# Dataset records:
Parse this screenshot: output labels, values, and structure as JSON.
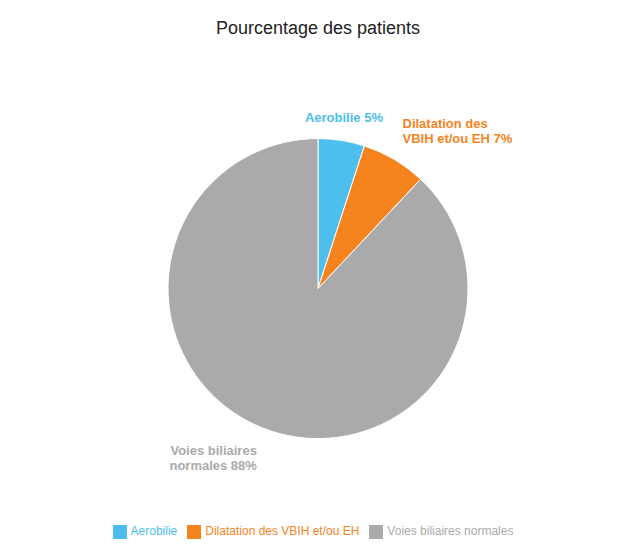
{
  "chart_data": {
    "type": "pie",
    "title": "Pourcentage des patients",
    "categories": [
      "Aerobilie",
      "Dilatation des VBIH et/ou EH",
      "Voies biliaires normales"
    ],
    "values": [
      5,
      7,
      88
    ],
    "colors": [
      "#4DBEEE",
      "#F5841F",
      "#AAAAAA"
    ],
    "data_labels": true,
    "value_labels": [
      "Aerobilie 5%",
      "Dilatation des\nVBIH et/ou EH 7%",
      "Voies biliaires\nnormales 88%"
    ],
    "legend": "bottom"
  }
}
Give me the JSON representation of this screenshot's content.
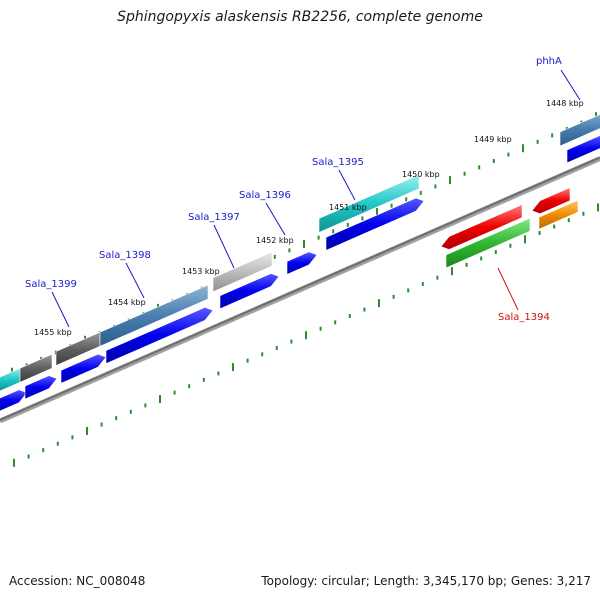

# Work instructions:
Before duplicating the entries above, strip out the pictures and keep the rest exact.

# Solution:
Parse this screenshot: output labels, values, and structure as JSON.
{
  "chart_data": {
    "type": "pie",
    "title": "Pourcentage des patients",
    "categories": [
      "Aerobilie",
      "Dilatation des VBIH et/ou EH",
      "Voies biliaires normales"
    ],
    "values": [
      5,
      7,
      88
    ],
    "colors": [
      "#4DBEEE",
      "#F5841F",
      "#AAAAAA"
    ],
    "data_labels": true,
    "value_labels": [
      "Aerobilie 5%",
      "Dilatation des\nVBIH et/ou EH 7%",
      "Voies biliaires\nnormales 88%"
    ],
    "legend": "bottom"
  }
}
Give me the JSON representation of this screenshot's content.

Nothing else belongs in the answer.